**Objective**
Copy all the data exactly, except the pictures.

**Record extracts**
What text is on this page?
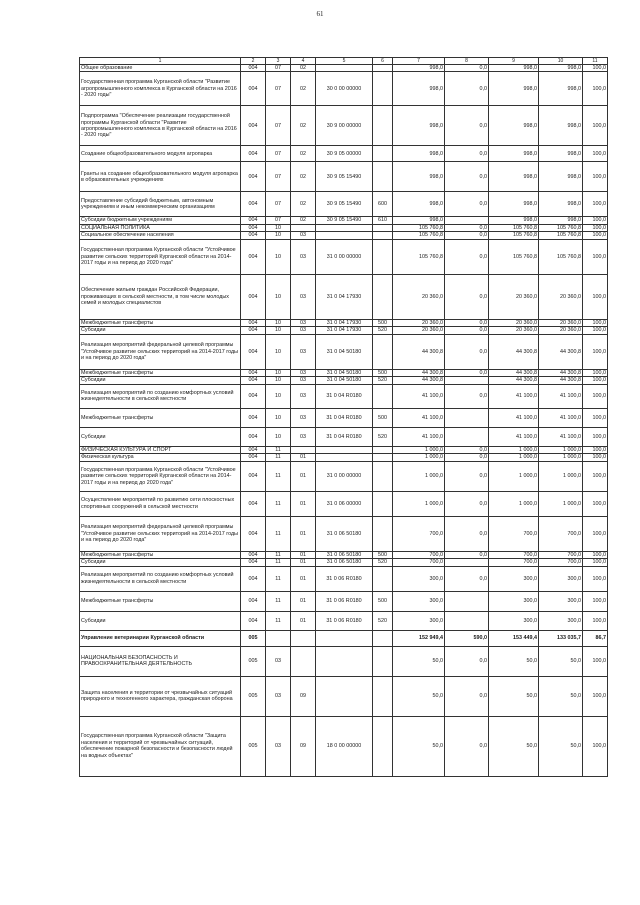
61
1	2	3	4	5	6	7	8	9	10	11
Общее образование	004	07	02			998,0	0,0	998,0	998,0	100,0
Государственная программа Курганской области "Развитие агропромышленного комплекса в Курганской области на 2016 - 2020 годы"	004	07	02	30 0 00 00000		998,0	0,0	998,0	998,0	100,0
Подпрограмма "Обеспечение реализации государственной программы Курганской области "Развитие агропромышленного комплекса в Курганской области на 2016 - 2020 годы"	004	07	02	30 9 00 00000		998,0	0,0	998,0	998,0	100,0
Создание общеобразовательного модуля агропарка	004	07	02	30 9 05 00000		998,0	0,0	998,0	998,0	100,0
Гранты на создание общеобразовательного модуля агропарка в образовательных учреждениях	004	07	02	30 9 05 15490		998,0	0,0	998,0	998,0	100,0
Предоставление субсидий бюджетным, автономным учреждениям и иным некоммерческим организациям	004	07	02	30 9 05 15490	600	998,0	0,0	998,0	998,0	100,0
Субсидии бюджетным учреждениям	004	07	02	30 9 05 15490	610	998,0		998,0	998,0	100,0
СОЦИАЛЬНАЯ ПОЛИТИКА	004	10				105 760,8	0,0	105 760,8	105 760,8	100,0
Социальное обеспечение населения	004	10	03			105 760,8	0,0	105 760,8	105 760,8	100,0
Государственная программа Курганской области "Устойчивое развитие сельских территорий Курганской области на 2014-2017 годы и на период до 2020 года"	004	10	03	31 0 00 00000		105 760,8	0,0	105 760,8	105 760,8	100,0
Обеспечение жильем граждан Российской Федерации, проживающих в сельской местности, в том числе молодых семей и молодых специалистов	004	10	03	31 0 04 17930		20 360,0	0,0	20 360,0	20 360,0	100,0
Межбюджетные трансферты	004	10	03	31 0 04 17930	500	20 360,0	0,0	20 360,0	20 360,0	100,0
Субсидии	004	10	03	31 0 04 17930	520	20 360,0	0,0	20 360,0	20 360,0	100,0
Реализация мероприятий федеральной целевой программы "Устойчивое развитие сельских территорий на 2014-2017 годы и на период до 2020 года"	004	10	03	31 0 04 50180		44 300,8	0,0	44 300,8	44 300,8	100,0
Межбюджетные трансферты	004	10	03	31 0 04 50180	500	44 300,8	0,0	44 300,8	44 300,8	100,0
Субсидии	004	10	03	31 0 04 50180	520	44 300,8		44 300,8	44 300,8	100,0
Реализация мероприятий по созданию комфортных условий жизнедеятельности в сельской местности	004	10	03	31 0 04 R0180		41 100,0	0,0	41 100,0	41 100,0	100,0
Межбюджетные трансферты	004	10	03	31 0 04 R0180	500	41 100,0		41 100,0	41 100,0	100,0
Субсидии	004	10	03	31 0 04 R0180	520	41 100,0		41 100,0	41 100,0	100,0
ФИЗИЧЕСКАЯ КУЛЬТУРА И СПОРТ	004	11				1 000,0	0,0	1 000,0	1 000,0	100,0
Физическая культура	004	11	01			1 000,0	0,0	1 000,0	1 000,0	100,0
Государственная программа Курганской области "Устойчивое развитие сельских территорий Курганской области на 2014-2017 годы и на период до 2020 года"	004	11	01	31 0 00 00000		1 000,0	0,0	1 000,0	1 000,0	100,0
Осуществление мероприятий по развитию сети плоскостных спортивных сооружений в сельской местности	004	11	01	31 0 06 00000		1 000,0	0,0	1 000,0	1 000,0	100,0
Реализация мероприятий федеральной целевой программы "Устойчивое развитие сельских территорий на 2014-2017 годы и на период до 2020 года"	004	11	01	31 0 06 50180		700,0	0,0	700,0	700,0	100,0
Межбюджетные трансферты	004	11	01	31 0 06 50180	500	700,0	0,0	700,0	700,0	100,0
Субсидии	004	11	01	31 0 06 50180	520	700,0		700,0	700,0	100,0
Реализация мероприятий по созданию комфортных условий жизнедеятельности в сельской местности	004	11	01	31 0 06 R0180		300,0	0,0	300,0	300,0	100,0
Межбюджетные трансферты	004	11	01	31 0 06 R0180	500	300,0		300,0	300,0	100,0
Субсидии	004	11	01	31 0 06 R0180	520	300,0		300,0	300,0	100,0
Управление ветеринарии Курганской области	005					152 949,4	590,0	153 449,4	133 035,7	86,7
НАЦИОНАЛЬНАЯ БЕЗОПАСНОСТЬ И ПРАВООХРАНИТЕЛЬНАЯ ДЕЯТЕЛЬНОСТЬ	005	03				50,0	0,0	50,0	50,0	100,0
Защита населения и территории от чрезвычайных ситуаций природного и техногенного характера, гражданская оборона	005	03	09			50,0	0,0	50,0	50,0	100,0
Государственная программа Курганской области "Защита населения и территорий от чрезвычайных ситуаций, обеспечение пожарной безопасности и безопасности людей на водных объектах"	005	03	09	18 0 00 00000		50,0	0,0	50,0	50,0	100,0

**Response below**
What text is on this page?
61
1	2	3	4	5	6	7	8	9	10	11
Общее образование	004	07	02			998,0	0,0	998,0	998,0	100,0
Государственная программа Курганской области "Развитие агропромышленного комплекса в Курганской области на 2016 - 2020 годы"	004	07	02	30 0 00 00000		998,0	0,0	998,0	998,0	100,0
Подпрограмма "Обеспечение реализации государственной программы Курганской области "Развитие агропромышленного комплекса в Курганской области на 2016 - 2020 годы"	004	07	02	30 9 00 00000		998,0	0,0	998,0	998,0	100,0
Создание общеобразовательного модуля агропарка	004	07	02	30 9 05 00000		998,0	0,0	998,0	998,0	100,0
Гранты на создание общеобразовательного модуля агропарка в образовательных учреждениях	004	07	02	30 9 05 15490		998,0	0,0	998,0	998,0	100,0
Предоставление субсидий бюджетным, автономным учреждениям и иным некоммерческим организациям	004	07	02	30 9 05 15490	600	998,0	0,0	998,0	998,0	100,0
Субсидии бюджетным учреждениям	004	07	02	30 9 05 15490	610	998,0		998,0	998,0	100,0
СОЦИАЛЬНАЯ ПОЛИТИКА	004	10				105 760,8	0,0	105 760,8	105 760,8	100,0
Социальное обеспечение населения	004	10	03			105 760,8	0,0	105 760,8	105 760,8	100,0
Государственная программа Курганской области "Устойчивое развитие сельских территорий Курганской области на 2014-2017 годы и на период до 2020 года"	004	10	03	31 0 00 00000		105 760,8	0,0	105 760,8	105 760,8	100,0
Обеспечение жильем граждан Российской Федерации, проживающих в сельской местности, в том числе молодых семей и молодых специалистов	004	10	03	31 0 04 17930		20 360,0	0,0	20 360,0	20 360,0	100,0
Межбюджетные трансферты	004	10	03	31 0 04 17930	500	20 360,0	0,0	20 360,0	20 360,0	100,0
Субсидии	004	10	03	31 0 04 17930	520	20 360,0	0,0	20 360,0	20 360,0	100,0
Реализация мероприятий федеральной целевой программы "Устойчивое развитие сельских территорий на 2014-2017 годы и на период до 2020 года"	004	10	03	31 0 04 50180		44 300,8	0,0	44 300,8	44 300,8	100,0
Межбюджетные трансферты	004	10	03	31 0 04 50180	500	44 300,8	0,0	44 300,8	44 300,8	100,0
Субсидии	004	10	03	31 0 04 50180	520	44 300,8		44 300,8	44 300,8	100,0
Реализация мероприятий по созданию комфортных условий жизнедеятельности в сельской местности	004	10	03	31 0 04 R0180		41 100,0	0,0	41 100,0	41 100,0	100,0
Межбюджетные трансферты	004	10	03	31 0 04 R0180	500	41 100,0		41 100,0	41 100,0	100,0
Субсидии	004	10	03	31 0 04 R0180	520	41 100,0		41 100,0	41 100,0	100,0
ФИЗИЧЕСКАЯ КУЛЬТУРА И СПОРТ	004	11				1 000,0	0,0	1 000,0	1 000,0	100,0
Физическая культура	004	11	01			1 000,0	0,0	1 000,0	1 000,0	100,0
Государственная программа Курганской области "Устойчивое развитие сельских территорий Курганской области на 2014-2017 годы и на период до 2020 года"	004	11	01	31 0 00 00000		1 000,0	0,0	1 000,0	1 000,0	100,0
Осуществление мероприятий по развитию сети плоскостных спортивных сооружений в сельской местности	004	11	01	31 0 06 00000		1 000,0	0,0	1 000,0	1 000,0	100,0
Реализация мероприятий федеральной целевой программы "Устойчивое развитие сельских территорий на 2014-2017 годы и на период до 2020 года"	004	11	01	31 0 06 50180		700,0	0,0	700,0	700,0	100,0
Межбюджетные трансферты	004	11	01	31 0 06 50180	500	700,0	0,0	700,0	700,0	100,0
Субсидии	004	11	01	31 0 06 50180	520	700,0		700,0	700,0	100,0
Реализация мероприятий по созданию комфортных условий жизнедеятельности в сельской местности	004	11	01	31 0 06 R0180		300,0	0,0	300,0	300,0	100,0
Межбюджетные трансферты	004	11	01	31 0 06 R0180	500	300,0		300,0	300,0	100,0
Субсидии	004	11	01	31 0 06 R0180	520	300,0		300,0	300,0	100,0
Управление ветеринарии Курганской области	005					152 949,4	590,0	153 449,4	133 035,7	86,7
НАЦИОНАЛЬНАЯ БЕЗОПАСНОСТЬ И ПРАВООХРАНИТЕЛЬНАЯ ДЕЯТЕЛЬНОСТЬ	005	03				50,0	0,0	50,0	50,0	100,0
Защита населения и территории от чрезвычайных ситуаций природного и техногенного характера, гражданская оборона	005	03	09			50,0	0,0	50,0	50,0	100,0
Государственная программа Курганской области "Защита населения и территорий от чрезвычайных ситуаций, обеспечение пожарной безопасности и безопасности людей на водных объектах"	005	03	09	18 0 00 00000		50,0	0,0	50,0	50,0	100,0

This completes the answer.